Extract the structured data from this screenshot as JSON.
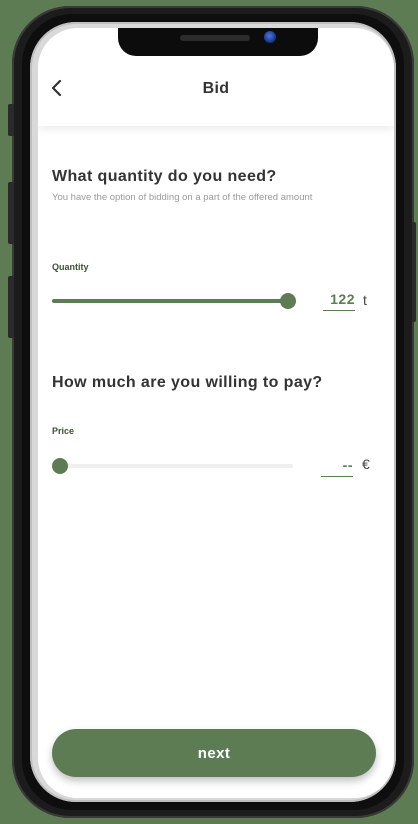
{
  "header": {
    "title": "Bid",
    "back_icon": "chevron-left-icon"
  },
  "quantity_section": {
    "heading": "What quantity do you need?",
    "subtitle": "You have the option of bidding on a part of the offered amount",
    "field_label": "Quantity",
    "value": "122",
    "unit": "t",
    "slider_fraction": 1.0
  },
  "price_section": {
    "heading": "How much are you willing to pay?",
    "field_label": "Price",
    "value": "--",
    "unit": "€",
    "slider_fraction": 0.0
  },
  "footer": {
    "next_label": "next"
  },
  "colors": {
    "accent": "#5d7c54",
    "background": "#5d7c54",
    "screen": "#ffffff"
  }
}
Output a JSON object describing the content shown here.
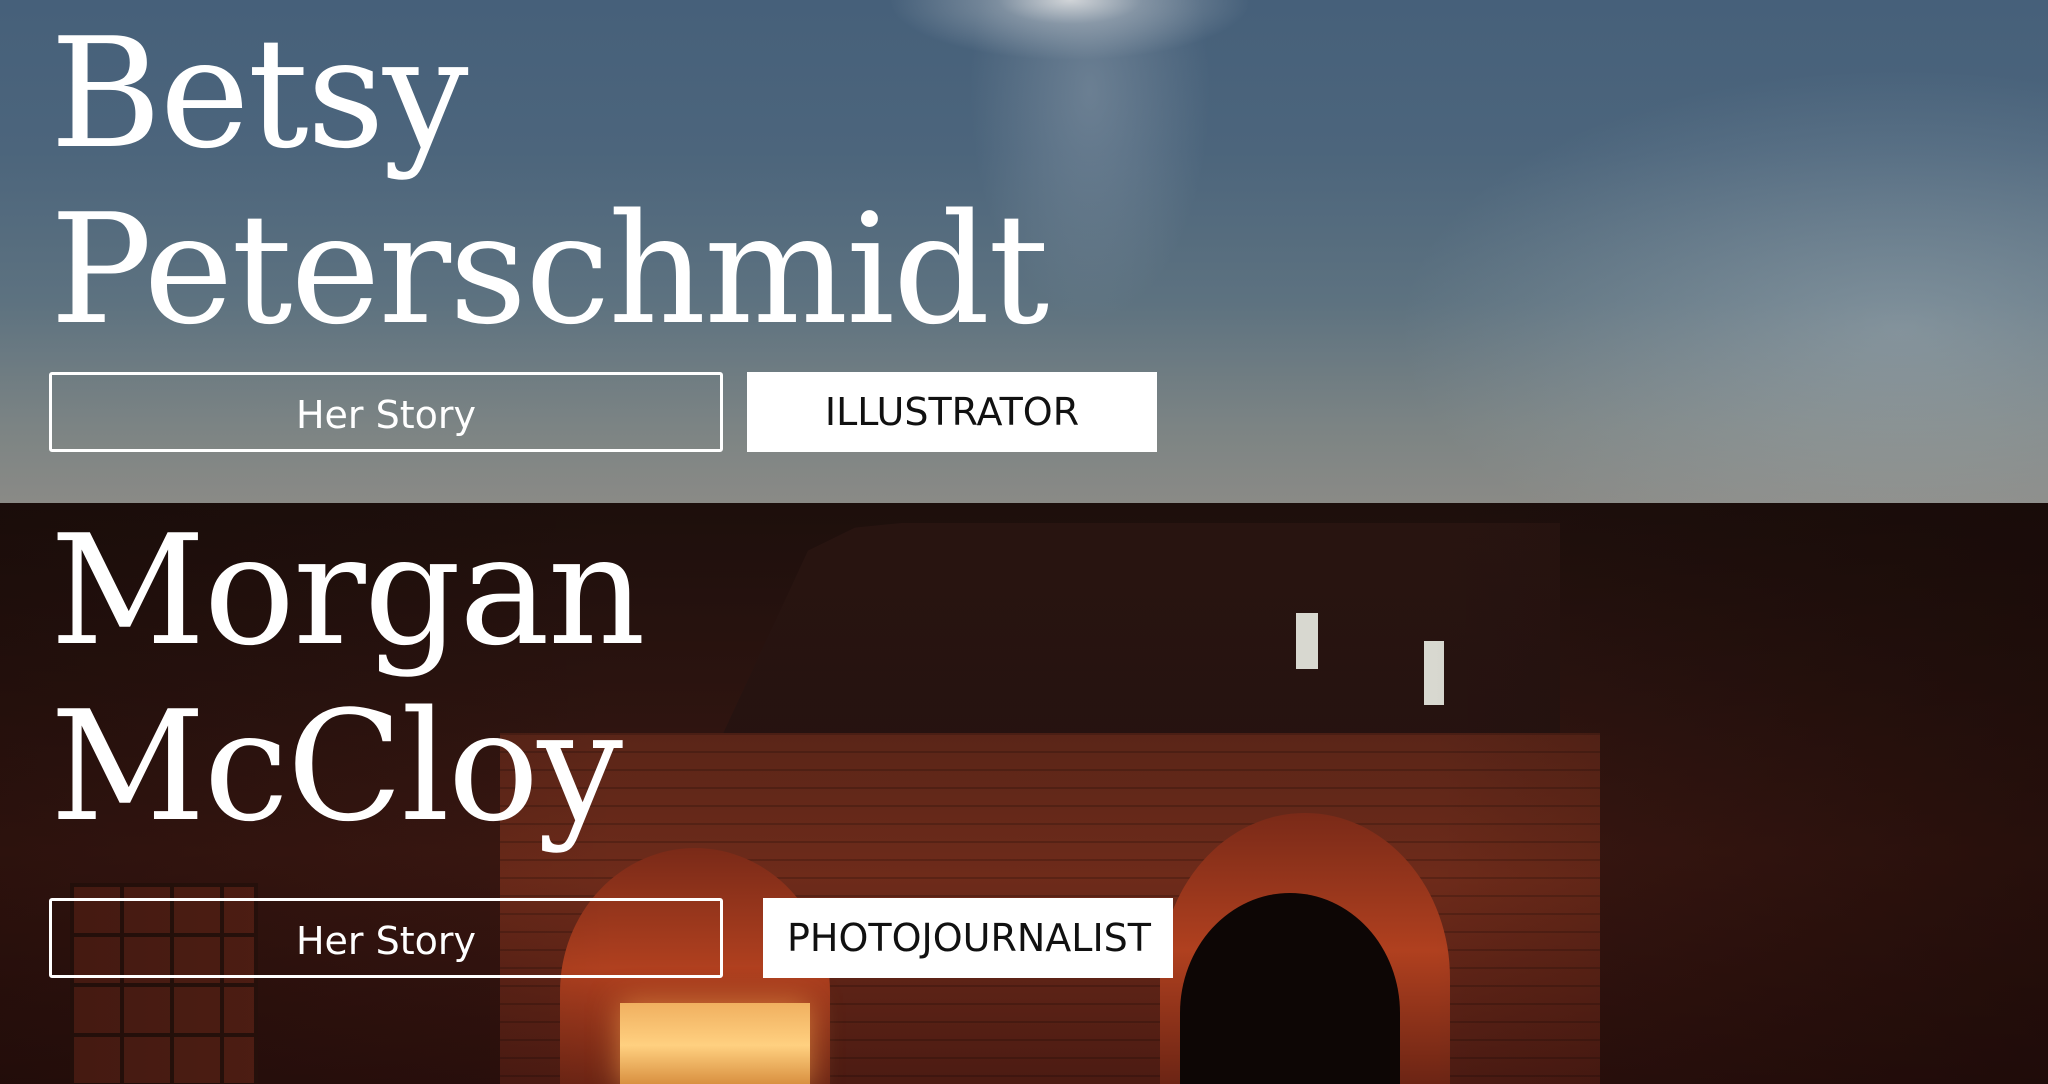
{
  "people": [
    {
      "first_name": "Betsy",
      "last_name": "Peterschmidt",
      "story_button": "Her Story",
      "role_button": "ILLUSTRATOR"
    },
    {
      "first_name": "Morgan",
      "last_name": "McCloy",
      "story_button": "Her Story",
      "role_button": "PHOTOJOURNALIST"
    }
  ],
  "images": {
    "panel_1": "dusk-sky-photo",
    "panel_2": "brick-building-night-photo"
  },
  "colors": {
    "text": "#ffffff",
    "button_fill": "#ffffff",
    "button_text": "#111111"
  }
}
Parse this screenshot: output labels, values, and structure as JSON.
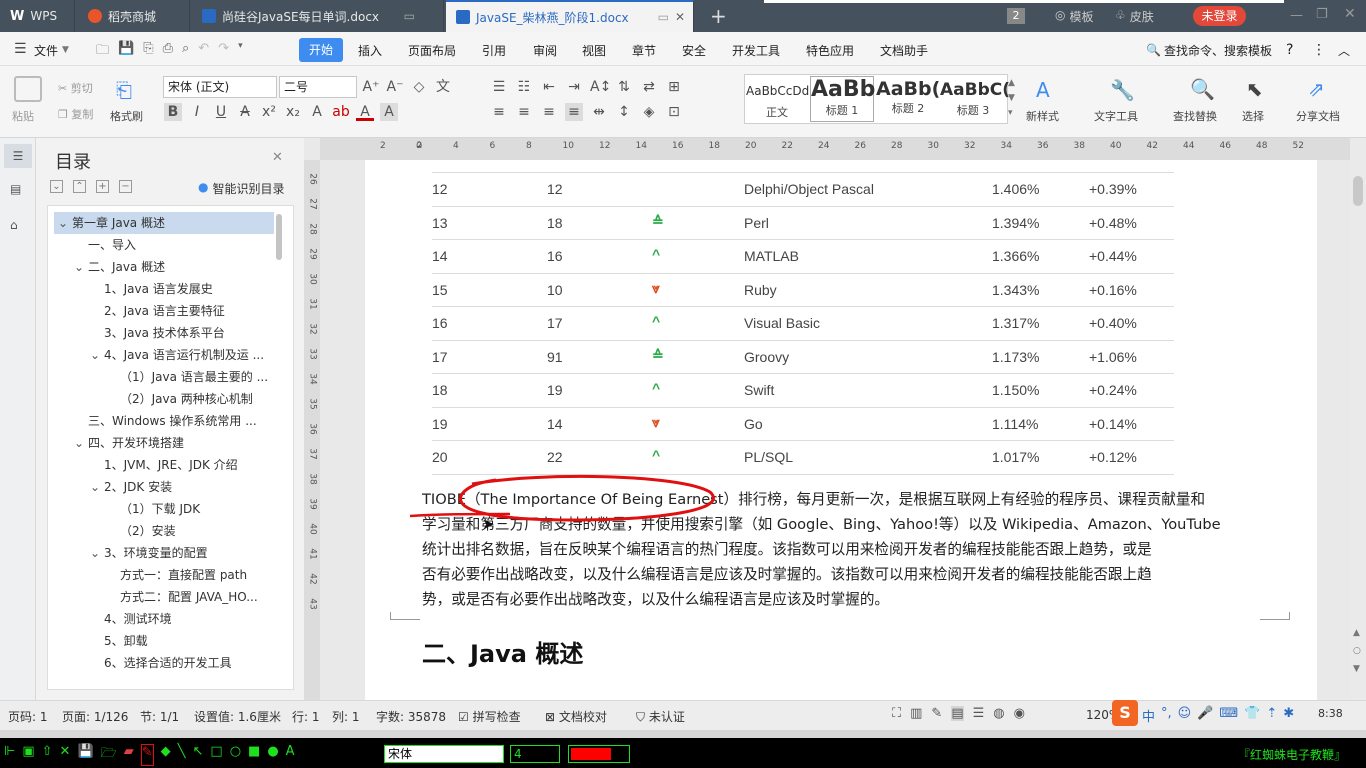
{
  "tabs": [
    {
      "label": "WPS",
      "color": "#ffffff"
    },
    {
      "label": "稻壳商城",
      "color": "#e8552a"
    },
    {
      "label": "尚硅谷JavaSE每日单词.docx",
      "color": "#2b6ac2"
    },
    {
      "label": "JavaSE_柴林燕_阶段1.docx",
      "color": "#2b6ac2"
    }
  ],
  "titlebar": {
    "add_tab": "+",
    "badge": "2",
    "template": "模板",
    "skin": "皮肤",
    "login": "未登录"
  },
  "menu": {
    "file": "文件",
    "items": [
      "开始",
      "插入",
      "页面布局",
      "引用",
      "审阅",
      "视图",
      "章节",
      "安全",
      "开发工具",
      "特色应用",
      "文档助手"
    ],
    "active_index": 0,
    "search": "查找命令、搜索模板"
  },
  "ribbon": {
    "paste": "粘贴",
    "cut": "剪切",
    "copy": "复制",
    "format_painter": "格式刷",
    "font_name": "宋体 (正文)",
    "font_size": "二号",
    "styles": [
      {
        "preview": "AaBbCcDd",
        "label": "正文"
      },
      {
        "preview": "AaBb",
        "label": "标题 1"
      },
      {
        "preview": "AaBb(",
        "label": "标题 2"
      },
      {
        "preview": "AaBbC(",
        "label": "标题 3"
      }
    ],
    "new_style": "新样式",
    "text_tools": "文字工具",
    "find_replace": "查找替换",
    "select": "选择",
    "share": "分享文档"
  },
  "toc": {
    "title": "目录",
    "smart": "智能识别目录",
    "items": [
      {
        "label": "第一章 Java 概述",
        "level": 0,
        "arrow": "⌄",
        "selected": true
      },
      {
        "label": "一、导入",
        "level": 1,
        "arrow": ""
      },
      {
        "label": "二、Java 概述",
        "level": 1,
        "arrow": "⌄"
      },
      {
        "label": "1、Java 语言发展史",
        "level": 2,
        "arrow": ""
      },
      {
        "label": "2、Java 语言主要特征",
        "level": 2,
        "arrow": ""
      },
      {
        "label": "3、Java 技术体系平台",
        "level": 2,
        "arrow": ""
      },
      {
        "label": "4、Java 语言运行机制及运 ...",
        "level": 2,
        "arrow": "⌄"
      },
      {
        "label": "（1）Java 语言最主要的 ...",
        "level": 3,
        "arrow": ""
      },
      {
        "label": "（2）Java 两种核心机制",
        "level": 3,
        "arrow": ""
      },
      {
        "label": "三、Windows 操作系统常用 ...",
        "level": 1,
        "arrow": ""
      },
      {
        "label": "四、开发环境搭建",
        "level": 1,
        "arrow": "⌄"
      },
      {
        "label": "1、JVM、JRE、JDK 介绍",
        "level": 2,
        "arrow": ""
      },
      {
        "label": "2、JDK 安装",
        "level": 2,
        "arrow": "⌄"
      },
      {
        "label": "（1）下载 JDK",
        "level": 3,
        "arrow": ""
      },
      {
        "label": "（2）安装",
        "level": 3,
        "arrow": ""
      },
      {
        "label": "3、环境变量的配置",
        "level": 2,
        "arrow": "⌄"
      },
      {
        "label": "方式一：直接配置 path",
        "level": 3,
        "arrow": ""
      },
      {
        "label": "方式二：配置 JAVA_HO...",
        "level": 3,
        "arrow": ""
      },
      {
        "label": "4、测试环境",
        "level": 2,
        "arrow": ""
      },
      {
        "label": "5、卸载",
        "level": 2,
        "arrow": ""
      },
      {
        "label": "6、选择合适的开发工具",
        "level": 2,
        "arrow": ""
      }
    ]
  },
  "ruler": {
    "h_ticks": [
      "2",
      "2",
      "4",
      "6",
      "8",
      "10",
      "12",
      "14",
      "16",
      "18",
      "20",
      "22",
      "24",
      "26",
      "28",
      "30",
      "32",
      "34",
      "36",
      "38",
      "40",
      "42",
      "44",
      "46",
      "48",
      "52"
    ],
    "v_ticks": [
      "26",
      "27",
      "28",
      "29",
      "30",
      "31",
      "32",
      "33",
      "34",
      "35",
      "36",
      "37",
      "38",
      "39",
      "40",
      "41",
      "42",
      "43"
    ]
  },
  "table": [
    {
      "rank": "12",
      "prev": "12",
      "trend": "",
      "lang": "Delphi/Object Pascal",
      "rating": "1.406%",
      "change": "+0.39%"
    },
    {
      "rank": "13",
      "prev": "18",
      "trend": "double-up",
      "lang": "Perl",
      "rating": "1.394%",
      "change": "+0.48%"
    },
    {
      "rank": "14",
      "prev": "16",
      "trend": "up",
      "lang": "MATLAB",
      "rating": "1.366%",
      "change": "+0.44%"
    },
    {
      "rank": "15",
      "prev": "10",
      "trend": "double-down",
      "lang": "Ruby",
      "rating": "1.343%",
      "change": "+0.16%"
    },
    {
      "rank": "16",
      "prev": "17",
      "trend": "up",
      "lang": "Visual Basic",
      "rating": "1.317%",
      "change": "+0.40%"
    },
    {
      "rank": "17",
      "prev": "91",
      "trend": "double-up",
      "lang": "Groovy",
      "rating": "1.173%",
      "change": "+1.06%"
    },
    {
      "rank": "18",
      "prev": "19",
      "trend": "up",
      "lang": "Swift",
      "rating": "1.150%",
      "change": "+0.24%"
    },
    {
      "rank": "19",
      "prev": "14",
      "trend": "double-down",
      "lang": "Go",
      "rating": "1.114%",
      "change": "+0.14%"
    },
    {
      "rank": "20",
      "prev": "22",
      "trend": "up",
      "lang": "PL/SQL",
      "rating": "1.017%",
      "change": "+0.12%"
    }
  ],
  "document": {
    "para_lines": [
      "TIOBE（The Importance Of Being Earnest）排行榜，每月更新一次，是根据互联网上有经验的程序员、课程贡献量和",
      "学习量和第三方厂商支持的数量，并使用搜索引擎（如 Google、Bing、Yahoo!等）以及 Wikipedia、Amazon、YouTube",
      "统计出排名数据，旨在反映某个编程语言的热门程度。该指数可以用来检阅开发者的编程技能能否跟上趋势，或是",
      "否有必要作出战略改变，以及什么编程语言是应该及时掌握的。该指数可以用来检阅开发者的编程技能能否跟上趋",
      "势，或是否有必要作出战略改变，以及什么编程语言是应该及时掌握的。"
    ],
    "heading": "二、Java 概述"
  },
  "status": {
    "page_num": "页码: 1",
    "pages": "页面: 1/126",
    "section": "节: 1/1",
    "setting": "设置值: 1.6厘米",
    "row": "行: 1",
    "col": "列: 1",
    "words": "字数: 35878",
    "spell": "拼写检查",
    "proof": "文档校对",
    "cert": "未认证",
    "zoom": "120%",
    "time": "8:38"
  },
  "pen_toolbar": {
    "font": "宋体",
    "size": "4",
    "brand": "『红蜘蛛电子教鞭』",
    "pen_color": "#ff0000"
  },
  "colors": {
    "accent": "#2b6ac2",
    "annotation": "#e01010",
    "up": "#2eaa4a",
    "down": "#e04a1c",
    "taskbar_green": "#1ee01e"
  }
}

> EXERCISE PROMPT:
State how many lines in the entries above include the word "screenshot"; reply with the number alone.

> ANSWER BELOW:
2